Texte à lire:
┌────────

Bamako, juillet 2016. Créé au début du mois, réunissant une quarantaine d’associations de jeunes sans emploi, le collectif « Bi-Ton » mène la mobilisation avec comme slogan « IBK, nos 200 00 emplois ». Allusion faite à la promesse de campagne faite par le Président Keïta à Kayes, en 2013, en pleine campagne électorale.
« Mon objectif est de créer au moins 200 000 emplois en 5 ans. Je ne veux pas être un marchand de rêve en me lançant dans des surenchères électoralistes. Je serai un président qui tient ses promesses. Je le dis, je le ferai ! 200 000 emplois, c’est déjà un objectif ambitieux, très ambitieux. Mais il est réaliste et réalisable », avait alors dit le candidat du Rassemblement pour le Mali (RPM), Ibrahim Boubacar Keïta, dans le stade Abdoulaye Makoro Sissoko.
Le meeting que le collectif avait prévu d’organiser le 23 juillet au Stade Mamadou Konaté pour réclamer les 200 000 emplois, est annulé pour des « raisons sécuritaires ». Un an après, alors que le gouvernement a annoncé que les 200 000 emplois promis ont été atteints à plus de 99%, le collectif contre-attaque et lance un appel à la résistance dans les villages et les villes. Une rencontre est prévue le 14 octobre au palais de la culture sis à Badalabougou. Son président, Sega Diarrah, spécialiste en sciences politiques, répond aux questions de Sahelien.com. Il nous parle des raisons qui sous-tendent cet appel à la résistance, de ce que le collectif reproche au régime d’Ibrahim Boubacar Keïta et à l’opposition politique.
Sahelien.com : A quoi appelez-vous à résister ?
Sega Diarrah : Notre résistance laisse entrevoir une lutte entre le désir conscient de changer la courbe du chômage au Mali et les forces inconscientes qui font obstacle à ce but.
Pourquoi cet appel à la résistance maintenant ?

└────────

Travail demandé:
1: Pouvez-vous recopier le texte sur le collectif Bi-Ton, de « Bamako, juillet 2016. » jusqu'à « Abdoulaye Makoro Sissoko. », en remplaçant « Kayes » par « Sikasso » ?
2: Pouvez-vous écrire la suite du texte sur le collectif Bi-Ton, à partir de l'endroit où il s'arrête ?
Vous n'avez pas besoin de la liste qui suit.

Données fournies:
┌────────

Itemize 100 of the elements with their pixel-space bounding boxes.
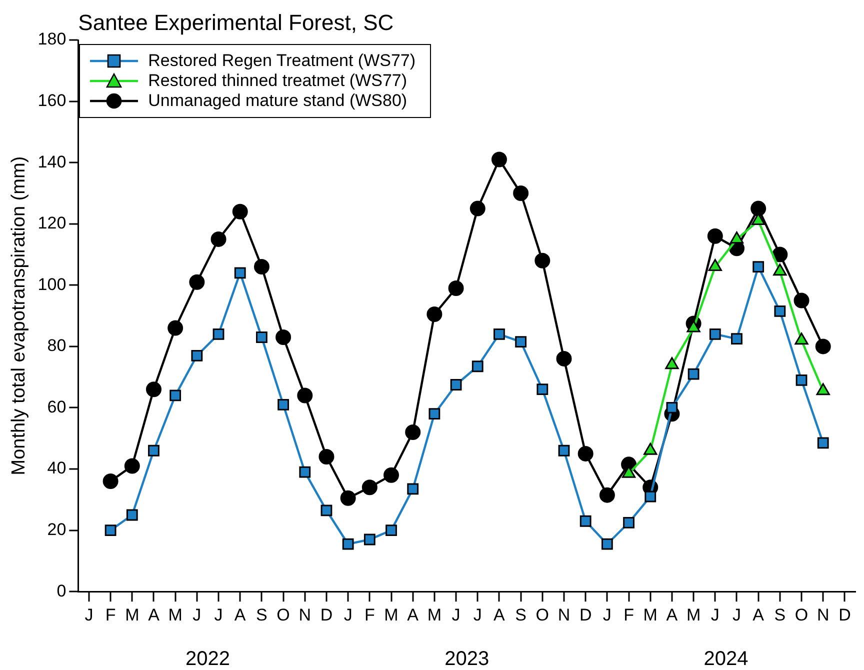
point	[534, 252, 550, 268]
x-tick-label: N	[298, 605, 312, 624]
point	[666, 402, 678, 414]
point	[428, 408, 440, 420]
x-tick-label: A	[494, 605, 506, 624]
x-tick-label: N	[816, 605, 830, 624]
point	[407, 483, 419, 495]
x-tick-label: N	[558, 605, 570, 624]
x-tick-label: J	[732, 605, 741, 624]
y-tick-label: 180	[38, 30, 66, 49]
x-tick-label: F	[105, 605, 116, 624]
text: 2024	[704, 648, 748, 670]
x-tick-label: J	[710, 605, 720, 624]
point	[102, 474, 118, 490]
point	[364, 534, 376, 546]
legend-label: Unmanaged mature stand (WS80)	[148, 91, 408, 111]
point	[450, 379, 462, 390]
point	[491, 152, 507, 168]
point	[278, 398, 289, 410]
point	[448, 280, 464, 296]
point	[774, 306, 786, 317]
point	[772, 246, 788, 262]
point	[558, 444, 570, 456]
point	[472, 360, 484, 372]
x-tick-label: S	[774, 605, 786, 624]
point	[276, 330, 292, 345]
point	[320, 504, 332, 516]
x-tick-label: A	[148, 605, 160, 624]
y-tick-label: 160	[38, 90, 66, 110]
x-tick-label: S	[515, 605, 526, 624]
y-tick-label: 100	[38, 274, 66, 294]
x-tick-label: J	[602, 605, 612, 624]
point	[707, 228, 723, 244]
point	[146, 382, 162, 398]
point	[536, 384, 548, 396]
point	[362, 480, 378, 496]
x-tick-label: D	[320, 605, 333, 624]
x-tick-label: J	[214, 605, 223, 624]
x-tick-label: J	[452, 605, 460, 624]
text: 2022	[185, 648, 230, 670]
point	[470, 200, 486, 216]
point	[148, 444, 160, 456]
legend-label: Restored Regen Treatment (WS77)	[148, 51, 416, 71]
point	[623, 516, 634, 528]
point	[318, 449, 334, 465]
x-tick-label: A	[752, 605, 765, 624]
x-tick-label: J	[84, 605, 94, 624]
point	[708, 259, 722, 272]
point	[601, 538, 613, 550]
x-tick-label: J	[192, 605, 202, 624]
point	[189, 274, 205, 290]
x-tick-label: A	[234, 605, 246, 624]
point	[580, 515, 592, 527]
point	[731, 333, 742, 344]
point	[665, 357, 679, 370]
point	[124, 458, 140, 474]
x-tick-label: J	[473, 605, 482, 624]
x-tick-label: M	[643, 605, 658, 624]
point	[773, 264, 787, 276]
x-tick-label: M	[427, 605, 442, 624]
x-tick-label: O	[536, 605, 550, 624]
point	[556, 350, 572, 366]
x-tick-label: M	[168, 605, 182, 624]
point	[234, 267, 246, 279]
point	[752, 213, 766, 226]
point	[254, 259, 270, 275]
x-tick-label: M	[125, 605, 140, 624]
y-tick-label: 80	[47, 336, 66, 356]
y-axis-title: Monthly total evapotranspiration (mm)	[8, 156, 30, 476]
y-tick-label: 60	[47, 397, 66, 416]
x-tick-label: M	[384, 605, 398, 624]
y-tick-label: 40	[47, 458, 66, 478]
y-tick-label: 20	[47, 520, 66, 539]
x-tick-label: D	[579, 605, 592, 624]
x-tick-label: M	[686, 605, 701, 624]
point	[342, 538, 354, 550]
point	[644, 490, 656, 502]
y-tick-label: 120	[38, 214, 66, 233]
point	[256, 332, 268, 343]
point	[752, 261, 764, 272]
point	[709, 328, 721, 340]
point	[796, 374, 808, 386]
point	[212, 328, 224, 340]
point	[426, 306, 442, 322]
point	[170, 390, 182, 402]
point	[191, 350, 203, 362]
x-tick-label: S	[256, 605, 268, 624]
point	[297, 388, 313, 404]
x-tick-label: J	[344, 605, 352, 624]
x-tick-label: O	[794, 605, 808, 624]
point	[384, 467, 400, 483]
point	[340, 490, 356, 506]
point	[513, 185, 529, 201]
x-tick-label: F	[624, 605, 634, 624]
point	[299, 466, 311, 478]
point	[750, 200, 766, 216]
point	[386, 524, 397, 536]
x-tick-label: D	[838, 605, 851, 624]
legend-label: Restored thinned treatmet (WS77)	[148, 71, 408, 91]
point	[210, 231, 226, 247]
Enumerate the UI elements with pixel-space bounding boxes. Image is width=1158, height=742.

└────────

Résultats attendus:
1:
Bamako, juillet 2016. Créé au début du mois, réunissant une quarantaine d’associations de jeunes sans emploi, le collectif « Bi-Ton » mène la mobilisation avec comme slogan « IBK, nos 200 00 emplois ». Allusion faite à la promesse de campagne faite par le Président Keïta à Sikasso, en 2013, en pleine campagne électorale.
« Mon objectif est de créer au moins 200 000 emplois en 5 ans. Je ne veux pas être un marchand de rêve en me lançant dans des surenchères électoralistes. Je serai un président qui tient ses promesses. Je le dis, je le ferai ! 200 000 emplois, c’est déjà un objectif ambitieux, très ambitieux. Mais il est réaliste et réalisable », avait alors dit le candidat du Rassemblement pour le Mali (RPM), Ibrahim Boubacar Keïta, dans le stade Abdoulaye Makoro Sissoko.

2:
La situation de la jeunesse malienne est de plus en plus préoccupante (précarité, éducation de mauvaise qualité et non disponible…). Le nombre de candidats maliens à l’immigration clandestine n’a jamais atteint les proportions que nous connaissons aujourd’hui. Nous assistons au déclin du Mali. Les enfants ne vont plus à l’école dans la région de Mopti, et dans beaucoup d’autres cercles. Le népotisme est devenu la règle pendant les concours de recrutement dans les entreprises d’Etat. L’administration publique est prise en otage par des sexagénaires, tous membres d’un clan. L’horizon est bouché pour la jeunesse malienne. La défaite est-elle définitive ? Sommes-nous condamnés ? Non. Si l’histoire est un éternel recommencement, nous vivons une situation similaire à celle de la veille de l’indépendance du Mali dans les années 60. C’est donc face à l’urgence de la situation que nous avons décidé d’allumer cette flamme de la résistance le 14 octobre.
Comme vous le dites dans votre appel, en quoi la responsabilité du régime d’Ibrahim Boubacar Keïta est écrasante dans la situation actuelle du Mali, quand on sait qu’il n’est là que depuis seulement 4 ans ?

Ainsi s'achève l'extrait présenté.